■ **Work to be completed**: Quote every line below exactly as it reads.

Rows from a figure dataset:
START

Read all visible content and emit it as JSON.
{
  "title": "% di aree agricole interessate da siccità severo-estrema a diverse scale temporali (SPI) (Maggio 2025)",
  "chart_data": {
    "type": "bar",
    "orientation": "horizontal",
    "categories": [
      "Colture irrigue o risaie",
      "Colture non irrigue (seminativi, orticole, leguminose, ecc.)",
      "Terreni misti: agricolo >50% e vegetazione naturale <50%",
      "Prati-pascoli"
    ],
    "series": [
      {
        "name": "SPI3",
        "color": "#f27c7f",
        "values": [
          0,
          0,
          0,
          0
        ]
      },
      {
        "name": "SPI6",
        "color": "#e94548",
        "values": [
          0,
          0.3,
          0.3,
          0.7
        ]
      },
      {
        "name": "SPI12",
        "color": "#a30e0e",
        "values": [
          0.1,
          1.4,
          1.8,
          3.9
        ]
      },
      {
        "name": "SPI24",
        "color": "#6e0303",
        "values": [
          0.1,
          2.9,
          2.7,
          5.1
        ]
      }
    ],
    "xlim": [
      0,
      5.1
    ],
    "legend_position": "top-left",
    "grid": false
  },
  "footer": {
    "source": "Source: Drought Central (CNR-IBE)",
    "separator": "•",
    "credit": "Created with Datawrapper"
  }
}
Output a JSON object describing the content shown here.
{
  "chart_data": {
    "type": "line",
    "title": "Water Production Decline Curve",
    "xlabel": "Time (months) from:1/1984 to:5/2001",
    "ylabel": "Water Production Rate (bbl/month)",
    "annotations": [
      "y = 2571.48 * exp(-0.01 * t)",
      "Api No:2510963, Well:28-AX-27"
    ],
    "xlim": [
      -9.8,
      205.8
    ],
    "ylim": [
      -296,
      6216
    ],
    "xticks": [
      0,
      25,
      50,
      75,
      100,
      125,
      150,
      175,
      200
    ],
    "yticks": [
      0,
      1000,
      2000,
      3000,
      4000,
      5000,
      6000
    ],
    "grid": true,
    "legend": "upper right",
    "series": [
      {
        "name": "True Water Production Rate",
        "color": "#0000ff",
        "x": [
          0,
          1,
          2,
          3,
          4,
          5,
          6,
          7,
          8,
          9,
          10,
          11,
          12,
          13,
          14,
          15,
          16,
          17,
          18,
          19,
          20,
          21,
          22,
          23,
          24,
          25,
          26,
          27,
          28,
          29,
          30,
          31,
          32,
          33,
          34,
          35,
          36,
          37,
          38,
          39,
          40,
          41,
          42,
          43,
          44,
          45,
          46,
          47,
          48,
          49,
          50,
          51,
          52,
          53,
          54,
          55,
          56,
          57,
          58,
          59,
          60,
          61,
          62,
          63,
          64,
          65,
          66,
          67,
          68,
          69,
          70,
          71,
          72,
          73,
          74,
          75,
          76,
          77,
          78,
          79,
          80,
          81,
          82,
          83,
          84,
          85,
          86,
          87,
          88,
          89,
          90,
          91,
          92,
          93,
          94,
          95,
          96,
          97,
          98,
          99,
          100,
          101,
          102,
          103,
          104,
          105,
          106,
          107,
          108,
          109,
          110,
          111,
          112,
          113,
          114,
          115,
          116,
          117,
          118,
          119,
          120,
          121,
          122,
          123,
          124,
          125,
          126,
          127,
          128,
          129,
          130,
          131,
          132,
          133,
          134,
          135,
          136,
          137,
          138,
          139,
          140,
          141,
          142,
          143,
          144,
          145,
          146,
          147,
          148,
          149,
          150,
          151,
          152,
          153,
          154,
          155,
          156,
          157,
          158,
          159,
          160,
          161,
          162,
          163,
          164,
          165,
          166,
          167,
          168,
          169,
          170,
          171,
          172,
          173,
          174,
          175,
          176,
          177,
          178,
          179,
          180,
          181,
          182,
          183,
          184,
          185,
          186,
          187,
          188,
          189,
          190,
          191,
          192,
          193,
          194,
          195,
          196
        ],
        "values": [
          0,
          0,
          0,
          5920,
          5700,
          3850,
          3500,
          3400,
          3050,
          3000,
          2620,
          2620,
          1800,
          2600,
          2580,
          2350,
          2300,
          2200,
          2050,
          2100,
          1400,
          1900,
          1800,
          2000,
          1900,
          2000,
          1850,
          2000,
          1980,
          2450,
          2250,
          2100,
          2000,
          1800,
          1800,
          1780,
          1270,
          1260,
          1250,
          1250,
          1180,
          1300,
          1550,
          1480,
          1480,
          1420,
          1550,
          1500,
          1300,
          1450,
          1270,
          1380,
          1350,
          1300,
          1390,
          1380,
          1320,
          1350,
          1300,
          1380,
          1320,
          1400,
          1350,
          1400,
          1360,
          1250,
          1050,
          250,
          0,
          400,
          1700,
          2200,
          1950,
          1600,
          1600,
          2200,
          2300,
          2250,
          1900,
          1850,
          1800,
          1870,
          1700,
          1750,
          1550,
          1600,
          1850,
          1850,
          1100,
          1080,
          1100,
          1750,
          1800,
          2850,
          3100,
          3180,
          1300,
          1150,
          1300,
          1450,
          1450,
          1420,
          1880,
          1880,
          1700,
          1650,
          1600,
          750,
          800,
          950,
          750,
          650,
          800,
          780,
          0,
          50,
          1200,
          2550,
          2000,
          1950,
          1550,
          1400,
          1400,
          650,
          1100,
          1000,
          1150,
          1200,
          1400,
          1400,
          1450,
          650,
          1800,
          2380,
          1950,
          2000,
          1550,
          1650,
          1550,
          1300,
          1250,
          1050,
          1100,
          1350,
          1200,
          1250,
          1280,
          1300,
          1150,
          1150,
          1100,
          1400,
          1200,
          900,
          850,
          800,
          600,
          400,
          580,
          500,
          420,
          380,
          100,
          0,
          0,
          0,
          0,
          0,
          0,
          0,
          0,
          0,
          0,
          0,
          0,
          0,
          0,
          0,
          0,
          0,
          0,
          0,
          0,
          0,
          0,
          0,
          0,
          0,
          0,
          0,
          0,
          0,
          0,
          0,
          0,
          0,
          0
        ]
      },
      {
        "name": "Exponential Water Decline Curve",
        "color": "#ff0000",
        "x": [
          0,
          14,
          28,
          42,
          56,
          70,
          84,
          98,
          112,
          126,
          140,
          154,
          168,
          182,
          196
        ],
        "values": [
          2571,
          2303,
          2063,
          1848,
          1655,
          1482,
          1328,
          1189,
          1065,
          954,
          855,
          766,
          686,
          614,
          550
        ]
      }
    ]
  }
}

END

■ **Expected output**:
Read all visible content and emit it as JSON.
{
  "title": "% di aree agricole interessate da siccità severo-estrema a diverse scale temporali (SPI) (Maggio 2025)",
  "chart_data": {
    "type": "bar",
    "orientation": "horizontal",
    "categories": [
      "Colture irrigue o risaie",
      "Colture non irrigue (seminativi, orticole, leguminose, ecc.)",
      "Terreni misti: agricolo >50% e vegetazione naturale <50%",
      "Prati-pascoli"
    ],
    "series": [
      {
        "name": "SPI3",
        "color": "#f27c7f",
        "values": [
          0,
          0,
          0,
          0
        ]
      },
      {
        "name": "SPI6",
        "color": "#e94548",
        "values": [
          0,
          0.3,
          0.3,
          0.7
        ]
      },
      {
        "name": "SPI12",
        "color": "#a30e0e",
        "values": [
          0.1,
          1.4,
          1.8,
          3.9
        ]
      },
      {
        "name": "SPI24",
        "color": "#6e0303",
        "values": [
          0.1,
          2.9,
          2.7,
          5.1
        ]
      }
    ],
    "xlim": [
      0,
      5.1
    ],
    "legend_position": "top-left",
    "grid": false
  },
  "footer": {
    "source": "Source: Drought Central (CNR-IBE)",
    "separator": "•",
    "credit": "Created with Datawrapper"
  }
}
Output a JSON object describing the content shown here.
{
  "chart_data": {
    "type": "line",
    "title": "Water Production Decline Curve",
    "xlabel": "Time (months) from:1/1984 to:5/2001",
    "ylabel": "Water Production Rate (bbl/month)",
    "annotations": [
      "y = 2571.48 * exp(-0.01 * t)",
      "Api No:2510963, Well:28-AX-27"
    ],
    "xlim": [
      -9.8,
      205.8
    ],
    "ylim": [
      -296,
      6216
    ],
    "xticks": [
      0,
      25,
      50,
      75,
      100,
      125,
      150,
      175,
      200
    ],
    "yticks": [
      0,
      1000,
      2000,
      3000,
      4000,
      5000,
      6000
    ],
    "grid": true,
    "legend": "upper right",
    "series": [
      {
        "name": "True Water Production Rate",
        "color": "#0000ff",
        "x": [
          0,
          1,
          2,
          3,
          4,
          5,
          6,
          7,
          8,
          9,
          10,
          11,
          12,
          13,
          14,
          15,
          16,
          17,
          18,
          19,
          20,
          21,
          22,
          23,
          24,
          25,
          26,
          27,
          28,
          29,
          30,
          31,
          32,
          33,
          34,
          35,
          36,
          37,
          38,
          39,
          40,
          41,
          42,
          43,
          44,
          45,
          46,
          47,
          48,
          49,
          50,
          51,
          52,
          53,
          54,
          55,
          56,
          57,
          58,
          59,
          60,
          61,
          62,
          63,
          64,
          65,
          66,
          67,
          68,
          69,
          70,
          71,
          72,
          73,
          74,
          75,
          76,
          77,
          78,
          79,
          80,
          81,
          82,
          83,
          84,
          85,
          86,
          87,
          88,
          89,
          90,
          91,
          92,
          93,
          94,
          95,
          96,
          97,
          98,
          99,
          100,
          101,
          102,
          103,
          104,
          105,
          106,
          107,
          108,
          109,
          110,
          111,
          112,
          113,
          114,
          115,
          116,
          117,
          118,
          119,
          120,
          121,
          122,
          123,
          124,
          125,
          126,
          127,
          128,
          129,
          130,
          131,
          132,
          133,
          134,
          135,
          136,
          137,
          138,
          139,
          140,
          141,
          142,
          143,
          144,
          145,
          146,
          147,
          148,
          149,
          150,
          151,
          152,
          153,
          154,
          155,
          156,
          157,
          158,
          159,
          160,
          161,
          162,
          163,
          164,
          165,
          166,
          167,
          168,
          169,
          170,
          171,
          172,
          173,
          174,
          175,
          176,
          177,
          178,
          179,
          180,
          181,
          182,
          183,
          184,
          185,
          186,
          187,
          188,
          189,
          190,
          191,
          192,
          193,
          194,
          195,
          196
        ],
        "values": [
          0,
          0,
          0,
          5920,
          5700,
          3850,
          3500,
          3400,
          3050,
          3000,
          2620,
          2620,
          1800,
          2600,
          2580,
          2350,
          2300,
          2200,
          2050,
          2100,
          1400,
          1900,
          1800,
          2000,
          1900,
          2000,
          1850,
          2000,
          1980,
          2450,
          2250,
          2100,
          2000,
          1800,
          1800,
          1780,
          1270,
          1260,
          1250,
          1250,
          1180,
          1300,
          1550,
          1480,
          1480,
          1420,
          1550,
          1500,
          1300,
          1450,
          1270,
          1380,
          1350,
          1300,
          1390,
          1380,
          1320,
          1350,
          1300,
          1380,
          1320,
          1400,
          1350,
          1400,
          1360,
          1250,
          1050,
          250,
          0,
          400,
          1700,
          2200,
          1950,
          1600,
          1600,
          2200,
          2300,
          2250,
          1900,
          1850,
          1800,
          1870,
          1700,
          1750,
          1550,
          1600,
          1850,
          1850,
          1100,
          1080,
          1100,
          1750,
          1800,
          2850,
          3100,
          3180,
          1300,
          1150,
          1300,
          1450,
          1450,
          1420,
          1880,
          1880,
          1700,
          1650,
          1600,
          750,
          800,
          950,
          750,
          650,
          800,
          780,
          0,
          50,
          1200,
          2550,
          2000,
          1950,
          1550,
          1400,
          1400,
          650,
          1100,
          1000,
          1150,
          1200,
          1400,
          1400,
          1450,
          650,
          1800,
          2380,
          1950,
          2000,
          1550,
          1650,
          1550,
          1300,
          1250,
          1050,
          1100,
          1350,
          1200,
          1250,
          1280,
          1300,
          1150,
          1150,
          1100,
          1400,
          1200,
          900,
          850,
          800,
          600,
          400,
          580,
          500,
          420,
          380,
          100,
          0,
          0,
          0,
          0,
          0,
          0,
          0,
          0,
          0,
          0,
          0,
          0,
          0,
          0,
          0,
          0,
          0,
          0,
          0,
          0,
          0,
          0,
          0,
          0,
          0,
          0,
          0,
          0,
          0,
          0,
          0,
          0,
          0,
          0
        ]
      },
      {
        "name": "Exponential Water Decline Curve",
        "color": "#ff0000",
        "x": [
          0,
          14,
          28,
          42,
          56,
          70,
          84,
          98,
          112,
          126,
          140,
          154,
          168,
          182,
          196
        ],
        "values": [
          2571,
          2303,
          2063,
          1848,
          1655,
          1482,
          1328,
          1189,
          1065,
          954,
          855,
          766,
          686,
          614,
          550
        ]
      }
    ]
  }
}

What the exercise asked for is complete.